WHAT IS EXPECTED: Reproduce each line of the material precisely.

INPUT DATA:
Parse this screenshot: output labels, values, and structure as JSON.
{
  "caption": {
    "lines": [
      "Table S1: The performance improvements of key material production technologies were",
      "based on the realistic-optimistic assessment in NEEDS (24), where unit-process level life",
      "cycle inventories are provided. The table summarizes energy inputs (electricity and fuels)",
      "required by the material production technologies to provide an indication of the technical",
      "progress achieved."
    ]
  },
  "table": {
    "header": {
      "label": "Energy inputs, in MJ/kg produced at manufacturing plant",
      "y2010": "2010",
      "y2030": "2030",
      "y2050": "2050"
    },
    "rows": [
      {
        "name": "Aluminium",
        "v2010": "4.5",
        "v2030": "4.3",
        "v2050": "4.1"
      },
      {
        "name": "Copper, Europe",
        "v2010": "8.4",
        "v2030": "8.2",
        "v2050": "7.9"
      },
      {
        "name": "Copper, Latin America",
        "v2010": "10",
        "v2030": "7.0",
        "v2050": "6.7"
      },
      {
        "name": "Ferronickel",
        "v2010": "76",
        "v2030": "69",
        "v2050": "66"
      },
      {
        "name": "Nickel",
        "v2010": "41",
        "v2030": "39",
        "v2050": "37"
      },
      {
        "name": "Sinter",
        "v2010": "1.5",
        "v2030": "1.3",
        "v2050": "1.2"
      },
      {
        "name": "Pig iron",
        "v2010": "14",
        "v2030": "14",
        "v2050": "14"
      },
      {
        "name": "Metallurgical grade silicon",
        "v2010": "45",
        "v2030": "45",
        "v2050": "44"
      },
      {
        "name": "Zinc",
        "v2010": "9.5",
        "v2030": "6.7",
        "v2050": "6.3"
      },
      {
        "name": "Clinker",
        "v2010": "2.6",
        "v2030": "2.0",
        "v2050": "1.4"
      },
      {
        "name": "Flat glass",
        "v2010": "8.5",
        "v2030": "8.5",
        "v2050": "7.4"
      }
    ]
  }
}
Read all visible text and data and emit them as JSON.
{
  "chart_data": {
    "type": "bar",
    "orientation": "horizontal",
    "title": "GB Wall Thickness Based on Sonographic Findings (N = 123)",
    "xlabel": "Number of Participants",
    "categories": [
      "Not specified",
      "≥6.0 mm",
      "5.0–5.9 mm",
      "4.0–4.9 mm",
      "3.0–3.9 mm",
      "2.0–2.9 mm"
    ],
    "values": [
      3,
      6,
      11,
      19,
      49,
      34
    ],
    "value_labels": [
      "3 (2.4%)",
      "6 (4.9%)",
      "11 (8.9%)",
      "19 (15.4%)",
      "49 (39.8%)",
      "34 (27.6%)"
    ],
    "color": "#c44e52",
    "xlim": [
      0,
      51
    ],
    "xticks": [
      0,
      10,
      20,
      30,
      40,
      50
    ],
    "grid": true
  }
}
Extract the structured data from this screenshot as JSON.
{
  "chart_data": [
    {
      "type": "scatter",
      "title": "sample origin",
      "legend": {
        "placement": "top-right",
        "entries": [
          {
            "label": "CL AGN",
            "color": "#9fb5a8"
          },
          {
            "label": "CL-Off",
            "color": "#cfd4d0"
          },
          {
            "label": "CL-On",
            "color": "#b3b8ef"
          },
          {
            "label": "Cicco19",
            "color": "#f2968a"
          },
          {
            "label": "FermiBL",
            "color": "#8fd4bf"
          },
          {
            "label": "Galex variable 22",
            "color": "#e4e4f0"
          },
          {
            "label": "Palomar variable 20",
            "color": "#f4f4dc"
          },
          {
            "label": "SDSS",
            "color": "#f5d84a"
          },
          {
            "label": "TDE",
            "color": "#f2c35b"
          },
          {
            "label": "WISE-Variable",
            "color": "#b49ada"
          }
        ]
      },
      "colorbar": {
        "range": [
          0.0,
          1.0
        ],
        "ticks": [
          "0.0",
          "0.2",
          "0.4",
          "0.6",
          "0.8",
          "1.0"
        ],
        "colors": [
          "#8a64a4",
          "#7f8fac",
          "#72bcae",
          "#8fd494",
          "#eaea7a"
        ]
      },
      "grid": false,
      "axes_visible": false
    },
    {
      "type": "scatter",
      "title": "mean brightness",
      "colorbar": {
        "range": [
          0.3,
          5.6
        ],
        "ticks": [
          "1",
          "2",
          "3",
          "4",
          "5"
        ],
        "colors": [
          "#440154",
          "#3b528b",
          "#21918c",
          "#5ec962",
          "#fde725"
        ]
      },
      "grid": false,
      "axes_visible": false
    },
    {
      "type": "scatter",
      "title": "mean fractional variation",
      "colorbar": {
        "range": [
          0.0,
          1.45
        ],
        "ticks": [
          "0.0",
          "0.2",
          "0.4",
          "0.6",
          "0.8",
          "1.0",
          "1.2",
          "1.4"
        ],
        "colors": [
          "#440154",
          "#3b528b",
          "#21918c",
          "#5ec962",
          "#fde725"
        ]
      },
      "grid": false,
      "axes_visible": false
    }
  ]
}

SOLVED PROBLEM:
Parse this screenshot: output labels, values, and structure as JSON.
{
  "caption": {
    "lines": [
      "Table S1: The performance improvements of key material production technologies were",
      "based on the realistic-optimistic assessment in NEEDS (24), where unit-process level life",
      "cycle inventories are provided. The table summarizes energy inputs (electricity and fuels)",
      "required by the material production technologies to provide an indication of the technical",
      "progress achieved."
    ]
  },
  "table": {
    "header": {
      "label": "Energy inputs, in MJ/kg produced at manufacturing plant",
      "y2010": "2010",
      "y2030": "2030",
      "y2050": "2050"
    },
    "rows": [
      {
        "name": "Aluminium",
        "v2010": "4.5",
        "v2030": "4.3",
        "v2050": "4.1"
      },
      {
        "name": "Copper, Europe",
        "v2010": "8.4",
        "v2030": "8.2",
        "v2050": "7.9"
      },
      {
        "name": "Copper, Latin America",
        "v2010": "10",
        "v2030": "7.0",
        "v2050": "6.7"
      },
      {
        "name": "Ferronickel",
        "v2010": "76",
        "v2030": "69",
        "v2050": "66"
      },
      {
        "name": "Nickel",
        "v2010": "41",
        "v2030": "39",
        "v2050": "37"
      },
      {
        "name": "Sinter",
        "v2010": "1.5",
        "v2030": "1.3",
        "v2050": "1.2"
      },
      {
        "name": "Pig iron",
        "v2010": "14",
        "v2030": "14",
        "v2050": "14"
      },
      {
        "name": "Metallurgical grade silicon",
        "v2010": "45",
        "v2030": "45",
        "v2050": "44"
      },
      {
        "name": "Zinc",
        "v2010": "9.5",
        "v2030": "6.7",
        "v2050": "6.3"
      },
      {
        "name": "Clinker",
        "v2010": "2.6",
        "v2030": "2.0",
        "v2050": "1.4"
      },
      {
        "name": "Flat glass",
        "v2010": "8.5",
        "v2030": "8.5",
        "v2050": "7.4"
      }
    ]
  }
}
Read all visible text and data and emit them as JSON.
{
  "chart_data": {
    "type": "bar",
    "orientation": "horizontal",
    "title": "GB Wall Thickness Based on Sonographic Findings (N = 123)",
    "xlabel": "Number of Participants",
    "categories": [
      "Not specified",
      "≥6.0 mm",
      "5.0–5.9 mm",
      "4.0–4.9 mm",
      "3.0–3.9 mm",
      "2.0–2.9 mm"
    ],
    "values": [
      3,
      6,
      11,
      19,
      49,
      34
    ],
    "value_labels": [
      "3 (2.4%)",
      "6 (4.9%)",
      "11 (8.9%)",
      "19 (15.4%)",
      "49 (39.8%)",
      "34 (27.6%)"
    ],
    "color": "#c44e52",
    "xlim": [
      0,
      51
    ],
    "xticks": [
      0,
      10,
      20,
      30,
      40,
      50
    ],
    "grid": true
  }
}
Extract the structured data from this screenshot as JSON.
{
  "chart_data": [
    {
      "type": "scatter",
      "title": "sample origin",
      "legend": {
        "placement": "top-right",
        "entries": [
          {
            "label": "CL AGN",
            "color": "#9fb5a8"
          },
          {
            "label": "CL-Off",
            "color": "#cfd4d0"
          },
          {
            "label": "CL-On",
            "color": "#b3b8ef"
          },
          {
            "label": "Cicco19",
            "color": "#f2968a"
          },
          {
            "label": "FermiBL",
            "color": "#8fd4bf"
          },
          {
            "label": "Galex variable 22",
            "color": "#e4e4f0"
          },
          {
            "label": "Palomar variable 20",
            "color": "#f4f4dc"
          },
          {
            "label": "SDSS",
            "color": "#f5d84a"
          },
          {
            "label": "TDE",
            "color": "#f2c35b"
          },
          {
            "label": "WISE-Variable",
            "color": "#b49ada"
          }
        ]
      },
      "colorbar": {
        "range": [
          0.0,
          1.0
        ],
        "ticks": [
          "0.0",
          "0.2",
          "0.4",
          "0.6",
          "0.8",
          "1.0"
        ],
        "colors": [
          "#8a64a4",
          "#7f8fac",
          "#72bcae",
          "#8fd494",
          "#eaea7a"
        ]
      },
      "grid": false,
      "axes_visible": false
    },
    {
      "type": "scatter",
      "title": "mean brightness",
      "colorbar": {
        "range": [
          0.3,
          5.6
        ],
        "ticks": [
          "1",
          "2",
          "3",
          "4",
          "5"
        ],
        "colors": [
          "#440154",
          "#3b528b",
          "#21918c",
          "#5ec962",
          "#fde725"
        ]
      },
      "grid": false,
      "axes_visible": false
    },
    {
      "type": "scatter",
      "title": "mean fractional variation",
      "colorbar": {
        "range": [
          0.0,
          1.45
        ],
        "ticks": [
          "0.0",
          "0.2",
          "0.4",
          "0.6",
          "0.8",
          "1.0",
          "1.2",
          "1.4"
        ],
        "colors": [
          "#440154",
          "#3b528b",
          "#21918c",
          "#5ec962",
          "#fde725"
        ]
      },
      "grid": false,
      "axes_visible": false
    }
  ]
}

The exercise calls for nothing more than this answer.